→ **Recorded information**
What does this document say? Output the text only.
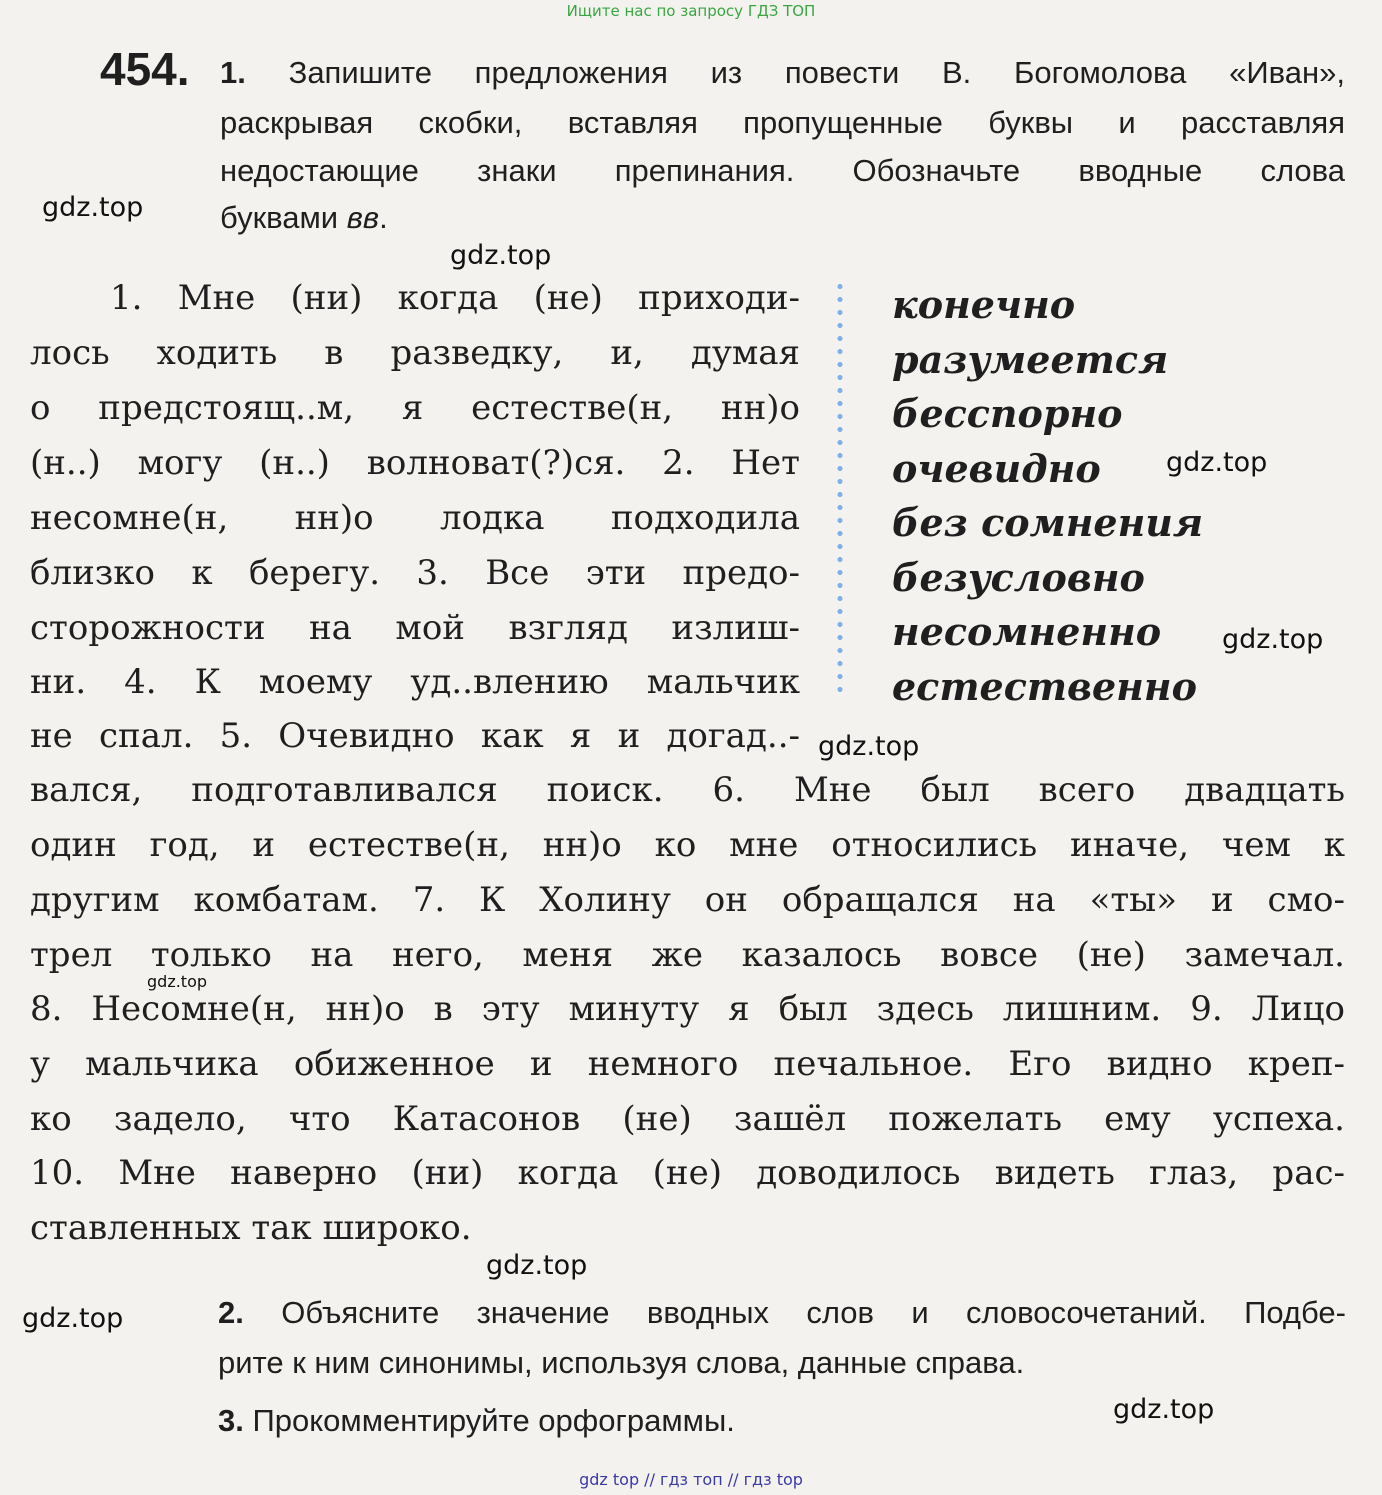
Ищите нас по запросу ГДЗ ТОП
454. 1. Запишите предложения из повести В. Богомолова «Иван»,
раскрывая скобки, вставляя пропущенные буквы и расставляя
недостающие знаки препинания. Обозначьте вводные слова
буквами вв.
1. Мне (ни) когда (не) приходи-
лось ходить в разведку, и, думая
о предстоящ..м, я естестве(н, нн)о
(н..) могу (н..) волноват(?)ся. 2. Нет
несомне(н, нн)о лодка подходила
близко к берегу. 3. Все эти предо-
сторожности на мой взгляд излиш-
ни. 4. К моему уд..влению мальчик
не спал. 5. Очевидно как я и догад..-
вался, подготавливался поиск. 6. Мне был всего двадцать
один год, и естестве(н, нн)о ко мне относились иначе, чем к
другим комбатам. 7. К Холину он обращался на «ты» и смо-
трел только на него, меня же казалось вовсе (не) замечал.
8. Несомне(н, нн)о в эту минуту я был здесь лишним. 9. Лицо
у мальчика обиженное и немного печальное. Его видно креп-
ко задело, что Катасонов (не) зашёл пожелать ему успеха.
10. Мне наверно (ни) когда (не) доводилось видеть глаз, рас-
ставленных так широко.
конечно
разумеется
бесспорно
очевидно
без сомнения
безусловно
несомненно
естественно
2. Объясните значение вводных слов и словосочетаний. Подбе-
рите к ним синонимы, используя слова, данные справа.
3. Прокомментируйте орфограммы.
gdz.top
gdz.top
gdz.top
gdz.top
gdz.top
gdz.top
gdz.top
gdz.top
gdz.top
gdz top // гдз топ // гдз top
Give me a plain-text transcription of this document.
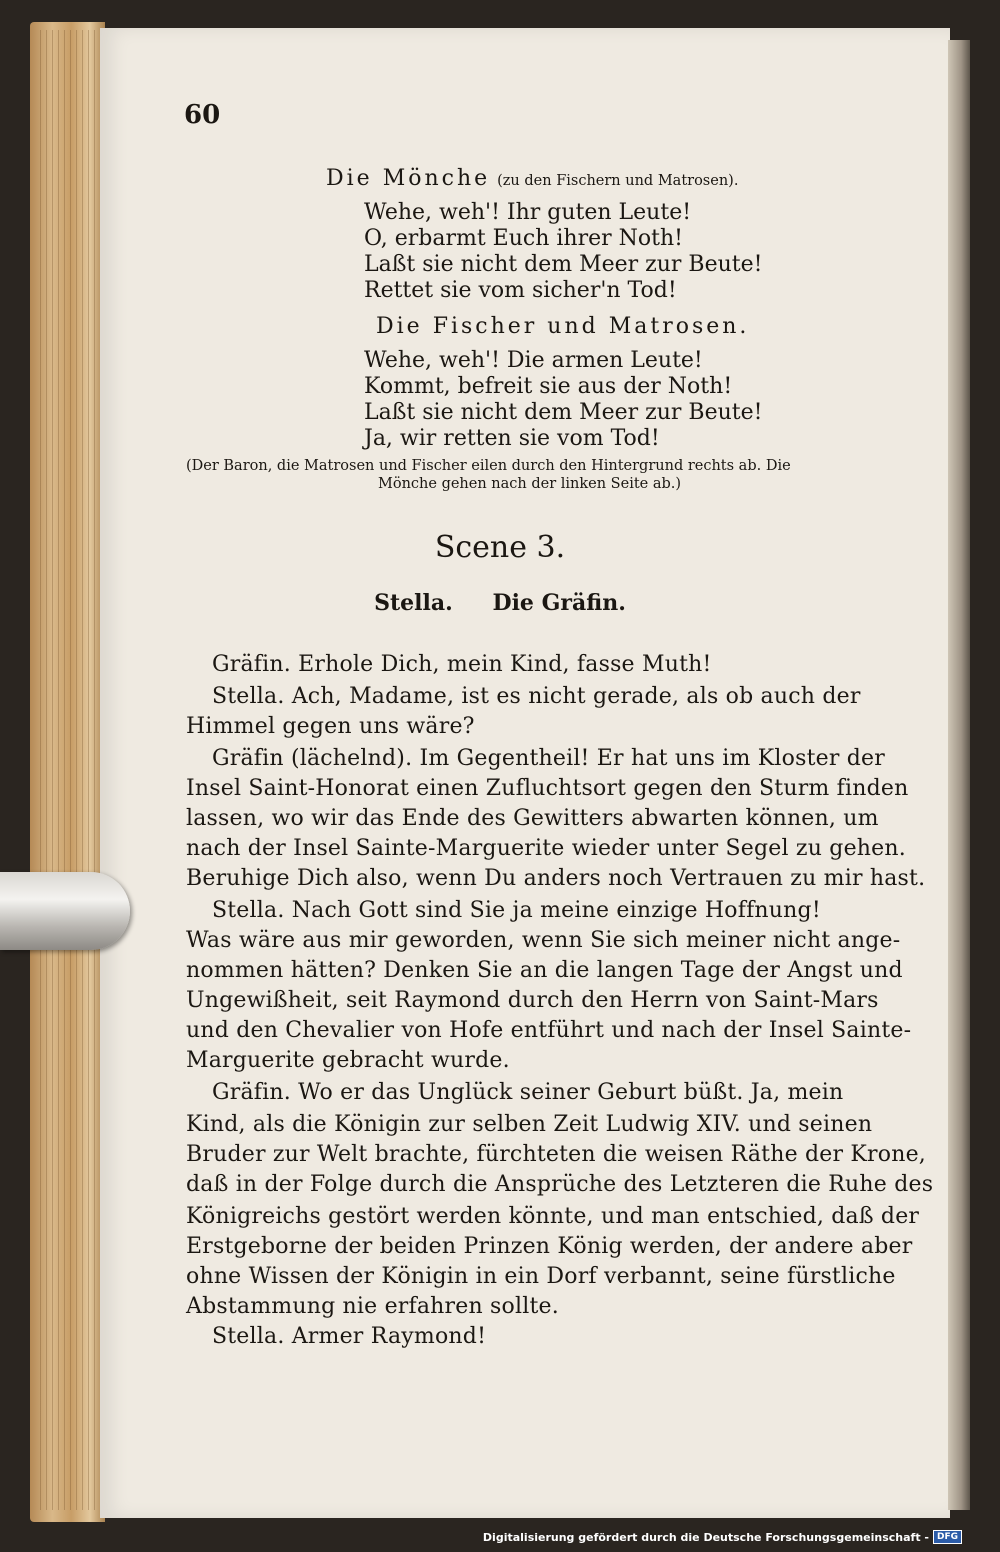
60
Die Mönche (zu den Fischern und Matrosen).
Wehe, weh'! Ihr guten Leute!
O, erbarmt Euch ihrer Noth!
Laßt sie nicht dem Meer zur Beute!
Rettet sie vom sicher'n Tod!
Die Fischer und Matrosen.
Wehe, weh'! Die armen Leute!
Kommt, befreit sie aus der Noth!
Laßt sie nicht dem Meer zur Beute!
Ja, wir retten sie vom Tod!
(Der Baron, die Matrosen und Fischer eilen durch den Hintergrund rechts ab. Die
Mönche gehen nach der linken Seite ab.)
Scene 3.
Stella. Die Gräfin.
Gräfin. Erhole Dich, mein Kind, fasse Muth!
Stella. Ach, Madame, ist es nicht gerade, als ob auch der
Himmel gegen uns wäre?
Gräfin (lächelnd). Im Gegentheil! Er hat uns im Kloster der
Insel Saint-Honorat einen Zufluchtsort gegen den Sturm finden
lassen, wo wir das Ende des Gewitters abwarten können, um
nach der Insel Sainte-Marguerite wieder unter Segel zu gehen.
Beruhige Dich also, wenn Du anders noch Vertrauen zu mir hast.
Stella. Nach Gott sind Sie ja meine einzige Hoffnung!
Was wäre aus mir geworden, wenn Sie sich meiner nicht ange-
nommen hätten? Denken Sie an die langen Tage der Angst und
Ungewißheit, seit Raymond durch den Herrn von Saint-Mars
und den Chevalier von Hofe entführt und nach der Insel Sainte-
Marguerite gebracht wurde.
Gräfin. Wo er das Unglück seiner Geburt büßt. Ja, mein
Kind, als die Königin zur selben Zeit Ludwig XIV. und seinen
Bruder zur Welt brachte, fürchteten die weisen Räthe der Krone,
daß in der Folge durch die Ansprüche des Letzteren die Ruhe des
Königreichs gestört werden könnte, und man entschied, daß der
Erstgeborne der beiden Prinzen König werden, der andere aber
ohne Wissen der Königin in ein Dorf verbannt, seine fürstliche
Abstammung nie erfahren sollte.
Stella. Armer Raymond!
Digitalisierung gefördert durch die Deutsche Forschungsgemeinschaft - DFG
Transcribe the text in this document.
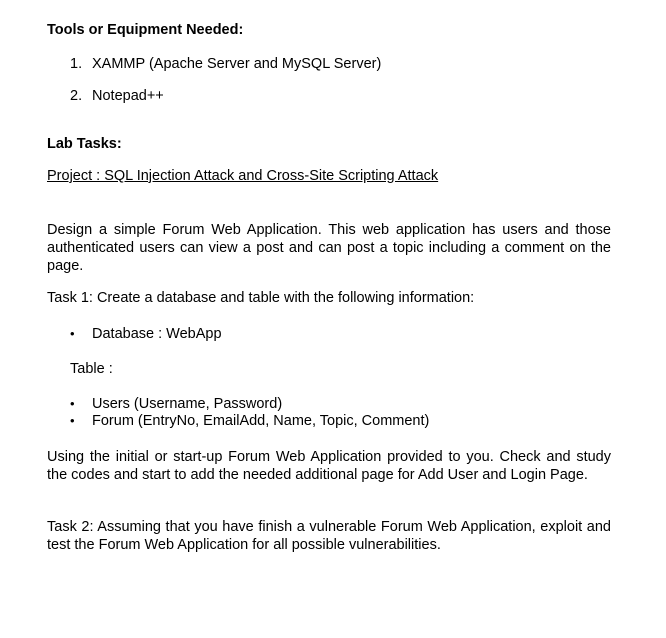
Tools or Equipment Needed:
1. XAMMP (Apache Server and MySQL Server)
2. Notepad++
Lab Tasks:
Project : SQL Injection Attack and Cross-Site Scripting Attack
Design a simple Forum Web Application. This web application has users and those authenticated users can view a post and can post a topic including a comment on the page.
Task 1: Create a database and table with the following information:
• Database : WebApp
Table :
• Users (Username, Password)
• Forum (EntryNo, EmailAdd, Name, Topic, Comment)
Using the initial or start-up Forum Web Application provided to you. Check and study the codes and start to add the needed additional page for Add User and Login Page.
Task 2: Assuming that you have finish a vulnerable Forum Web Application, exploit and test the Forum Web Application for all possible vulnerabilities.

→ **Your objective**
Extract all lines from the data in which "wäre" is found.

→ **Task response**
Himmel gegen uns wäre?
Was wäre aus mir geworden, wenn Sie sich meiner nicht ange-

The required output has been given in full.